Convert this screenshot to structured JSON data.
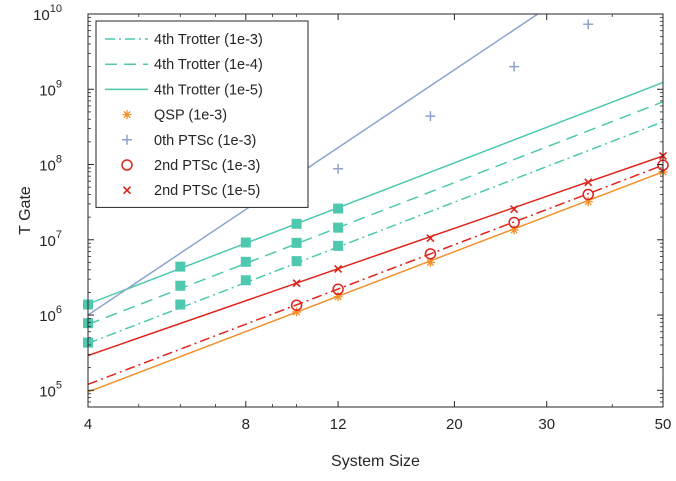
{
  "chart_data": {
    "type": "line",
    "xlabel": "System Size",
    "ylabel": "T Gate",
    "x_scale": "log",
    "y_scale": "log",
    "xlim": [
      4,
      50
    ],
    "ylim": [
      60000,
      10000000000
    ],
    "x_ticks": [
      4,
      8,
      12,
      20,
      30,
      50
    ],
    "x_tick_labels": [
      "4",
      "8",
      "12",
      "20",
      "30",
      "50"
    ],
    "y_ticks": [
      100000,
      1000000,
      10000000,
      100000000,
      1000000000,
      10000000000
    ],
    "y_tick_bases": [
      "10",
      "10",
      "10",
      "10",
      "10",
      "10"
    ],
    "y_tick_exponents": [
      "5",
      "6",
      "7",
      "8",
      "9",
      "10"
    ],
    "grid": false,
    "legend_position": "top-left",
    "series": [
      {
        "name": "4th Trotter (1e-3)",
        "color": "#4ec9b0",
        "line": "dashdot",
        "marker": "none",
        "fit": {
          "x": [
            4,
            50
          ],
          "y": [
            420000,
            370000000
          ]
        },
        "points": {
          "x": [
            4,
            6,
            8,
            10,
            12
          ],
          "y": [
            430000,
            1380000,
            2900000,
            5200000,
            8300000
          ]
        }
      },
      {
        "name": "4th Trotter (1e-4)",
        "color": "#4ec9b0",
        "line": "dashed",
        "marker": "none",
        "fit": {
          "x": [
            4,
            50
          ],
          "y": [
            750000,
            680000000
          ]
        },
        "points": {
          "x": [
            4,
            6,
            8,
            10,
            12
          ],
          "y": [
            780000,
            2450000,
            5100000,
            9100000,
            14500000
          ]
        }
      },
      {
        "name": "4th Trotter (1e-5)",
        "color": "#4ec9b0",
        "line": "solid",
        "marker": "none",
        "fit": {
          "x": [
            4,
            50
          ],
          "y": [
            1400000,
            1230000000
          ]
        },
        "points": {
          "x": [
            4,
            6,
            8,
            10,
            12
          ],
          "y": [
            1380000,
            4400000,
            9200000,
            16300000,
            26000000
          ]
        }
      },
      {
        "name": "QSP (1e-3)",
        "color": "#f0922e",
        "line": "solid",
        "marker": "asterisk",
        "fit": {
          "x": [
            4,
            50
          ],
          "y": [
            95000,
            80000000
          ]
        },
        "points": {
          "x": [
            10,
            12,
            18,
            26,
            36,
            50
          ],
          "y": [
            1100000,
            1750000,
            5000000,
            13500000,
            32000000,
            80000000
          ]
        }
      },
      {
        "name": "0th PTSc (1e-3)",
        "color": "#8ea3cc",
        "line": "solid",
        "marker": "plus",
        "fit": {
          "x": [
            4,
            50
          ],
          "y": [
            1000000,
            130000000000
          ]
        },
        "points": {
          "x": [
            10,
            12,
            18,
            26,
            36
          ],
          "y": [
            40000000,
            88000000,
            440000000,
            2000000000,
            7300000000
          ]
        }
      },
      {
        "name": "2nd PTSc (1e-3)",
        "color": "#e0241c",
        "line": "dashdot",
        "marker": "circle",
        "fit": {
          "x": [
            4,
            50
          ],
          "y": [
            120000,
            98000000
          ]
        },
        "points": {
          "x": [
            10,
            12,
            18,
            26,
            36,
            50
          ],
          "y": [
            1350000,
            2200000,
            6500000,
            17000000,
            40000000,
            98000000
          ]
        }
      },
      {
        "name": "2nd PTSc (1e-5)",
        "color": "#e0241c",
        "line": "solid",
        "marker": "x",
        "fit": {
          "x": [
            4,
            50
          ],
          "y": [
            290000,
            130000000
          ]
        },
        "points": {
          "x": [
            10,
            12,
            18,
            26,
            36,
            50
          ],
          "y": [
            2650000,
            4100000,
            10500000,
            25500000,
            58000000,
            130000000
          ]
        }
      }
    ],
    "square_marker_color": "#4ec9b0"
  }
}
++++++++++++++++++++
### PROBLEM
Give only the number of lines in the material above where the string "name" appears.

### EXPECTED ANSWER
7